### Supplied passage
The food and beverage industry hammer it in hard with their advertisements. They start targeting us as kids with commercials that equate junk food with happiness, adventure, and love – anything positive. From an early age, our emotions are tied to food.
As adults, we mimic the habit of rewarding ourselves with food, whether it’s in response to something positive or negative.
When turning to food for comfort we generally choose high-fat, high sugar junk food which give us brief hit of pleasure.
Instead of addressing emotions, which at times are unpleasant, we get the short-term relief and happiness that food brings. But that’s exactly the problem. It’s short term.
The Vicious Cycle
While the release of serotonin may make you feel better for a short period of time, that mild high will quickly fade.
If you turned to food for comfort, the feelings that led you to open the fridge door will still be there when you shut it. You most likely will actually feel even worse after you do.
Emotional eating has nothing to do with physiological hunger. When you’re munching on your fourth or fifth consecutive biscuit at the end of a rough day, it’s certainly not because your body needs energy.
And you may not stop at the fifth one either. Emotional eating leads to overeating and overeating leads to weight gain. You’ll feel guilty for consuming so many calories and for having no control over your actions or your willpower. Your shame will often drive you to eat even more.
Alternatively, you’ll put yourself on a short-term deprivation diet to make up for your mistake. Your deprivation diet will end in a binge. It’s a completely vicious cycle that leads to terrible eating habits, excess fat, and lots and lots of sadness.
Some of us are mild emotional eaters; once in a while, an emotionally traumatic event will drive us to some excess snacking.
Some of us are severe emotional eaters; mild stressors are enough to throw us into an emotional eating frenzy. The problem is that when you’re an emotional eater of any kind, it doesn’t take much to push you from mild to severe.
The biggest favour that you can do yourself in terms of body composition and peace of mind is to cut the ties between your emotions and your eating patterns.
Modern society and media have already ingrained unhealthy body image issues deep inside us, leaving many of us teetering on the brink of an eating disorder. Don’t help shift the scales in the wrong direction.
How to Stop Emotional Eating
1. Eat only when you’re hungry:
If emotional eating is eating in response to a trigger other than hunger, train yourself to eat only when you’re hungry. Yes…it’s much easier said than done. But before you open your fridge door, ask yourself why you’re reaching for food. Is your stomach grumbling, or is there something else driving you? Stop a moment and make yourself conscious of your motivation.

Document structure recognition entries:
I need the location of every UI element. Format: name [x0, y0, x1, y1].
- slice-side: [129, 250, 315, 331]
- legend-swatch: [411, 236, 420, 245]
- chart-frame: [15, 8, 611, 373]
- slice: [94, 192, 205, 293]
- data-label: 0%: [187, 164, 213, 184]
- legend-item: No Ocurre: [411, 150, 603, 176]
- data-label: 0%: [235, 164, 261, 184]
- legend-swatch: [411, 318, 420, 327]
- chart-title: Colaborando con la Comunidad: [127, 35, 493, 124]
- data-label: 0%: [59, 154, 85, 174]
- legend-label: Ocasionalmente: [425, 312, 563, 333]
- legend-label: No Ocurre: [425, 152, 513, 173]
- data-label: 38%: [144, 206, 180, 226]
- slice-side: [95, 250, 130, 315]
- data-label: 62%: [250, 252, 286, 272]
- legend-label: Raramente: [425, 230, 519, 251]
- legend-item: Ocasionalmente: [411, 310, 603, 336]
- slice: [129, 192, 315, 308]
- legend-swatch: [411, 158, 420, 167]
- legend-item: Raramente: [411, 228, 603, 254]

### Work order A
Please decide whether each statement agrees with the emotional eating passage, answering yes or no and quoting the deciding words: (i) Emotional eating is driven by the body's need for energy. (ii) A deprivation diet taken up to make up for overeating ends in a binge. (iii) Food advertisers first begin targeting people once they are adults.
### Work order B
Copy the part of the emotional eating passage starting with "Instead of addressing" and going on through "body needs energy.".
Rely only on the emotional eating passage for your answers.

### Response A
(i) No: "Emotional eating has nothing to do with physiological hunger."
(ii) Yes: "Your deprivation diet will end in a binge."
(iii) No: "They start targeting us as kids with commercials that equate junk food with happiness, adventure, and love"

### Response B
Instead of addressing emotions, which at times are unpleasant, we get the short-term relief and happiness that food brings. But that’s exactly the problem. It’s short term.
The Vicious Cycle
While the release of serotonin may make you feel better for a short period of time, that mild high will quickly fade.
If you turned to food for comfort, the feelings that led you to open the fridge door will still be there when you shut it. You most likely will actually feel even worse after you do.
Emotional eating has nothing to do with physiological hunger. When you’re munching on your fourth or fifth consecutive biscuit at the end of a rough day, it’s certainly not because your body needs energy.